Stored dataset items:

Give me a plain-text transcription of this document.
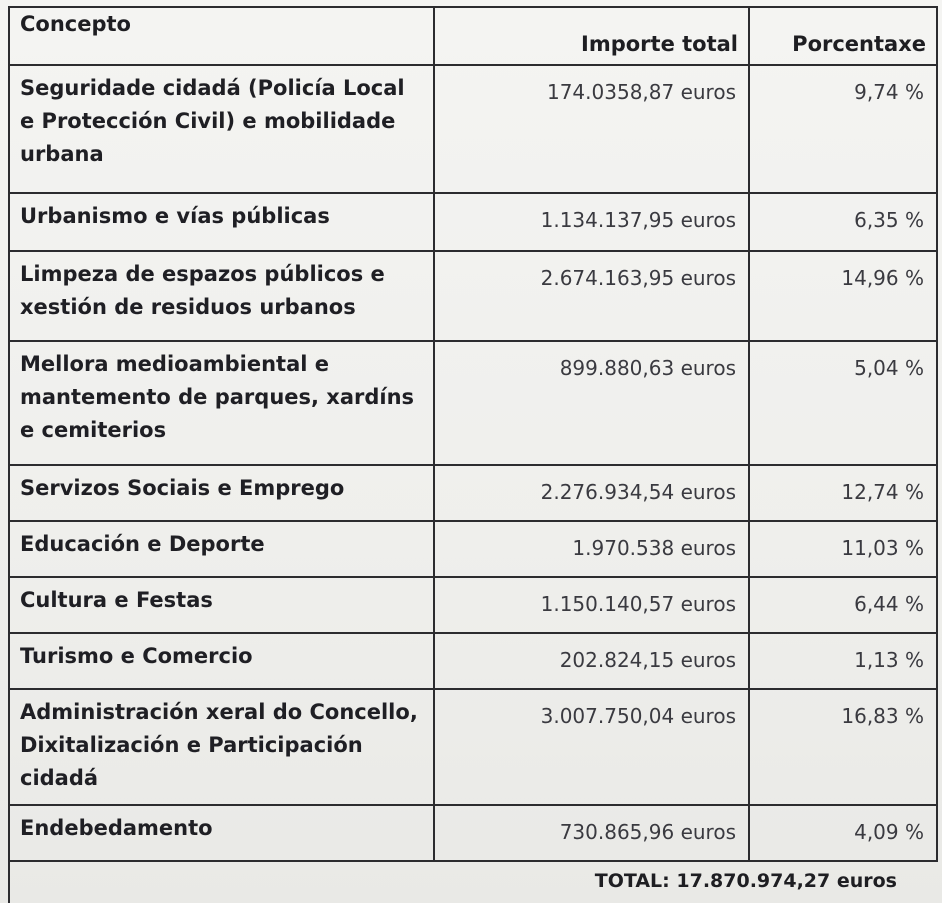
Concepto	Importe total	Porcentaxe
Seguridade cidadá (Policía Local e Protección Civil) e mobilidade urbana	174.0358,87 euros	9,74 %
Urbanismo e vías públicas	1.134.137,95 euros	6,35 %
Limpeza de espazos públicos e xestión de residuos urbanos	2.674.163,95 euros	14,96 %
Mellora medioambiental e mantemento de parques, xardíns e cemiterios	899.880,63 euros	5,04 %
Servizos Sociais e Emprego	2.276.934,54 euros	12,74 %
Educación e Deporte	1.970.538 euros	11,03 %
Cultura e Festas	1.150.140,57 euros	6,44 %
Turismo e Comercio	202.824,15 euros	1,13 %
Administración xeral do Concello, Dixitalización e Participación cidadá	3.007.750,04 euros	16,83 %
Endebedamento	730.865,96 euros	4,09 %
TOTAL: 17.870.974,27 euros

__TO BE DONE__. Copy each line of the records precisely and drop any images they hold.

__REPLY TO THE EXERCISE__.
Give me a plain-text transcription of this document.
Concepto	Importe total	Porcentaxe
Seguridade cidadá (Policía Local e Protección Civil) e mobilidade urbana	174.0358,87 euros	9,74 %
Urbanismo e vías públicas	1.134.137,95 euros	6,35 %
Limpeza de espazos públicos e xestión de residuos urbanos	2.674.163,95 euros	14,96 %
Mellora medioambiental e mantemento de parques, xardíns e cemiterios	899.880,63 euros	5,04 %
Servizos Sociais e Emprego	2.276.934,54 euros	12,74 %
Educación e Deporte	1.970.538 euros	11,03 %
Cultura e Festas	1.150.140,57 euros	6,44 %
Turismo e Comercio	202.824,15 euros	1,13 %
Administración xeral do Concello, Dixitalización e Participación cidadá	3.007.750,04 euros	16,83 %
Endebedamento	730.865,96 euros	4,09 %
TOTAL: 17.870.974,27 euros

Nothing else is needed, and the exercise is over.